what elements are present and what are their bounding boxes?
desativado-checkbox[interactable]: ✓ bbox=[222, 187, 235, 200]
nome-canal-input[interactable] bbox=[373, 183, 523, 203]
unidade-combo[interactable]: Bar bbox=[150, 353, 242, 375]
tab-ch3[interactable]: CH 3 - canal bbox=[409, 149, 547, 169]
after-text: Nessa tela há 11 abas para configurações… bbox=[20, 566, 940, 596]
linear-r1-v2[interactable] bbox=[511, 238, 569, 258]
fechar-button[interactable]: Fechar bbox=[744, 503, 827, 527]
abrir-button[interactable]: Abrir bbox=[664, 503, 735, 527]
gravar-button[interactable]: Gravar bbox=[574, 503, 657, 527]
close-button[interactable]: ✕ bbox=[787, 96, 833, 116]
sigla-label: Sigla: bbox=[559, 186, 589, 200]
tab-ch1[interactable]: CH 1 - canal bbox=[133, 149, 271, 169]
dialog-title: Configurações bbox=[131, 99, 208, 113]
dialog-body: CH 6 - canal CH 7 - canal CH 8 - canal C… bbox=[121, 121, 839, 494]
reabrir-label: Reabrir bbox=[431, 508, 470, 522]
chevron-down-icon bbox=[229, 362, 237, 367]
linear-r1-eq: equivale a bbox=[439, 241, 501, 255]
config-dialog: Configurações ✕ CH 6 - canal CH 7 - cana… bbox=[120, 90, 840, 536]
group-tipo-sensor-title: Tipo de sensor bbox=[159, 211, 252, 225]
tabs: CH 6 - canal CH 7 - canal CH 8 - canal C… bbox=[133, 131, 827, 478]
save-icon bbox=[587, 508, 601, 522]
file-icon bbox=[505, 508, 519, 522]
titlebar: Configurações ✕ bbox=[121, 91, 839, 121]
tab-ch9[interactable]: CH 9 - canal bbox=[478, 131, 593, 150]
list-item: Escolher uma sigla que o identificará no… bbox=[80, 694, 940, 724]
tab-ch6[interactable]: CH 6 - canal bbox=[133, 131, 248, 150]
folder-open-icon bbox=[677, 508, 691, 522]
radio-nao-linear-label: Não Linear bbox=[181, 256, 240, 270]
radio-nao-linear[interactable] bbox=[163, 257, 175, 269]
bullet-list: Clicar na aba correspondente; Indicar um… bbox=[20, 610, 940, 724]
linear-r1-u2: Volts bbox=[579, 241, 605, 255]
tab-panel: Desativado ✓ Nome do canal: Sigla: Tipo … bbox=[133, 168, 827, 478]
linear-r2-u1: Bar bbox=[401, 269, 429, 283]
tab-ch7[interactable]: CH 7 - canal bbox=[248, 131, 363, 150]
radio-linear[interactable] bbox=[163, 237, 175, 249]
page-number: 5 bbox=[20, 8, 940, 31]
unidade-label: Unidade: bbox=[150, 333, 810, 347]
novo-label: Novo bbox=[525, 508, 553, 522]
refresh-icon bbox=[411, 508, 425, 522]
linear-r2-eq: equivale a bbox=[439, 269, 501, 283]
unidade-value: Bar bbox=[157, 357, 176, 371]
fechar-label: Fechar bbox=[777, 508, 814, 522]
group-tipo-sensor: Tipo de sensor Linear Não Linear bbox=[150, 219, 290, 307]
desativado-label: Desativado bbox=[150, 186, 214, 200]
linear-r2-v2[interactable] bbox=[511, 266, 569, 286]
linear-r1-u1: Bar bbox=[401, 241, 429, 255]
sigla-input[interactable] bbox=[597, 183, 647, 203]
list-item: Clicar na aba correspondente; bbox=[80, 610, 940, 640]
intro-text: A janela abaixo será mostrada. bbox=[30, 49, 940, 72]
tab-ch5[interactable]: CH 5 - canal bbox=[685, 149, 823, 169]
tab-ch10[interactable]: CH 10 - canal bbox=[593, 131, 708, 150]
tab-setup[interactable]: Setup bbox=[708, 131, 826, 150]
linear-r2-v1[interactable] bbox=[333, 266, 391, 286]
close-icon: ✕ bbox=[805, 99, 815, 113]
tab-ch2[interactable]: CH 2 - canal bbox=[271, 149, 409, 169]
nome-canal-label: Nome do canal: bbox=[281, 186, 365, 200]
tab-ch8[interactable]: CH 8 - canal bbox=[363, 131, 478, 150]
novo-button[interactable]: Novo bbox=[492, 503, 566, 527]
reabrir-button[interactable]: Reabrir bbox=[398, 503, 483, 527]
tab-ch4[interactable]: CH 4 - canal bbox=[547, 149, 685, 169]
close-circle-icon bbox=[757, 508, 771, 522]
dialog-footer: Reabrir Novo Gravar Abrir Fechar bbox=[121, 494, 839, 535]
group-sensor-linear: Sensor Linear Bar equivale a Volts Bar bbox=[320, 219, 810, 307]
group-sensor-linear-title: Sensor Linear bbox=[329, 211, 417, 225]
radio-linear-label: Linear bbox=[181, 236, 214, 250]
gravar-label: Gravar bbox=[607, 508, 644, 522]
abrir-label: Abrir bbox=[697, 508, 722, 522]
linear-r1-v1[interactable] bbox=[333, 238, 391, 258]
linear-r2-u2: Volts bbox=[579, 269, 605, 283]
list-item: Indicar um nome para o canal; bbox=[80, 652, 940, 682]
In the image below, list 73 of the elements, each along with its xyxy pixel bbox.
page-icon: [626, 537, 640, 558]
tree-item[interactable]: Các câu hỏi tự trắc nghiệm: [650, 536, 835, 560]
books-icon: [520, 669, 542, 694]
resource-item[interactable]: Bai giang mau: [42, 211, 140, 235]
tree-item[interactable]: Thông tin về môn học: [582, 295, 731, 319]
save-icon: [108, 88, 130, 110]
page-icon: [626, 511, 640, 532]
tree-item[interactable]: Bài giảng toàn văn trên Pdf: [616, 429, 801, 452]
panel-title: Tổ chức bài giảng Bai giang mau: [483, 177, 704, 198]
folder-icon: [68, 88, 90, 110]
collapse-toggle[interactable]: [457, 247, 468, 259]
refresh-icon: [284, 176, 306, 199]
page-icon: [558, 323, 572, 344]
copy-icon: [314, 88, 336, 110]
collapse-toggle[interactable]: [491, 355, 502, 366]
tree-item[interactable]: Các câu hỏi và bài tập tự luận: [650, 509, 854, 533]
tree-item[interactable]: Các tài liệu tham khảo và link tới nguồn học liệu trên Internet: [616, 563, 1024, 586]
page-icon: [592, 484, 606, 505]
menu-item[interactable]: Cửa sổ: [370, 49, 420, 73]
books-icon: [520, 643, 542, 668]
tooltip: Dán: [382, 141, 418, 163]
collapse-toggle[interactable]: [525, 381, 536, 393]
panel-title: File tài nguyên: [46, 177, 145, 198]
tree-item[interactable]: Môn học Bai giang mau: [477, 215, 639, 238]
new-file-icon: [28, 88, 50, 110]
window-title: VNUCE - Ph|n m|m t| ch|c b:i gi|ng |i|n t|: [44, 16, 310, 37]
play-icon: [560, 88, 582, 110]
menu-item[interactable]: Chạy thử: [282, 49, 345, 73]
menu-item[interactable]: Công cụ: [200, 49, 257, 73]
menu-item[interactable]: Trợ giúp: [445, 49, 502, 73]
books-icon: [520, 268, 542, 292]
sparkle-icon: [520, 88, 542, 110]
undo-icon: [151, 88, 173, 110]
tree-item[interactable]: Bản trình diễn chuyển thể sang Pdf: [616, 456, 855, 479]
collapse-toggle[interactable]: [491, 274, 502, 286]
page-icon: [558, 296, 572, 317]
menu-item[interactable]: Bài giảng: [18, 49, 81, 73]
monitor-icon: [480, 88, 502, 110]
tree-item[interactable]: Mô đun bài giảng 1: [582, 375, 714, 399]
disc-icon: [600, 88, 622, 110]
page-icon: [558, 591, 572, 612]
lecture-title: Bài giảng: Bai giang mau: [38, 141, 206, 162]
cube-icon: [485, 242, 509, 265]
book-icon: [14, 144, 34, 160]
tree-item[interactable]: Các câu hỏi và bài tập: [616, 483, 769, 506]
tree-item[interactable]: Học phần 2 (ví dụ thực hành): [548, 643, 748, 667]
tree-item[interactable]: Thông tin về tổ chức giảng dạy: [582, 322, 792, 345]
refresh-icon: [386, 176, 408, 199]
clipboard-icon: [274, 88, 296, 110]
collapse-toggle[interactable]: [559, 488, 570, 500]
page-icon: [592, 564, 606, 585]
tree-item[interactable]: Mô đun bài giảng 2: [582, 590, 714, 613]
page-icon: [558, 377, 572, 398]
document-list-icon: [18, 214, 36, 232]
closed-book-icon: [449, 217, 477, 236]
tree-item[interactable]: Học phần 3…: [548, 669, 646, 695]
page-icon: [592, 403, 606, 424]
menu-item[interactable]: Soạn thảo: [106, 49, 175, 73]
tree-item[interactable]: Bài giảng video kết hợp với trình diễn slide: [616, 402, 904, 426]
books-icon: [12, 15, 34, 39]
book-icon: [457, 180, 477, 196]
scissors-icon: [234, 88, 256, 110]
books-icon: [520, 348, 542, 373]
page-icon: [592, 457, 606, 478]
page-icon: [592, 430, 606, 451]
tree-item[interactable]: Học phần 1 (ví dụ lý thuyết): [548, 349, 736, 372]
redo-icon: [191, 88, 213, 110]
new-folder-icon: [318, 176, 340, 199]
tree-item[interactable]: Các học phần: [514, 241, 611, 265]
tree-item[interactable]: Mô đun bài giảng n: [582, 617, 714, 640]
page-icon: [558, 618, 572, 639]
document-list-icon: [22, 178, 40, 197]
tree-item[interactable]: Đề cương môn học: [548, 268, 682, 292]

----------------------------------------

» WHAT NEEDS TO BE DONE:
Reproduce the material verbatim from its first line through the line holding "tab-ch3[interactable]: CH 3", including both of those lines.

» ANSWER TO THE TASK:
what elements are present and what are their bounding boxes?
desativado-checkbox[interactable]: ✓ bbox=[222, 187, 235, 200]
nome-canal-input[interactable] bbox=[373, 183, 523, 203]
unidade-combo[interactable]: Bar bbox=[150, 353, 242, 375]
tab-ch3[interactable]: CH 3 - canal bbox=[409, 149, 547, 169]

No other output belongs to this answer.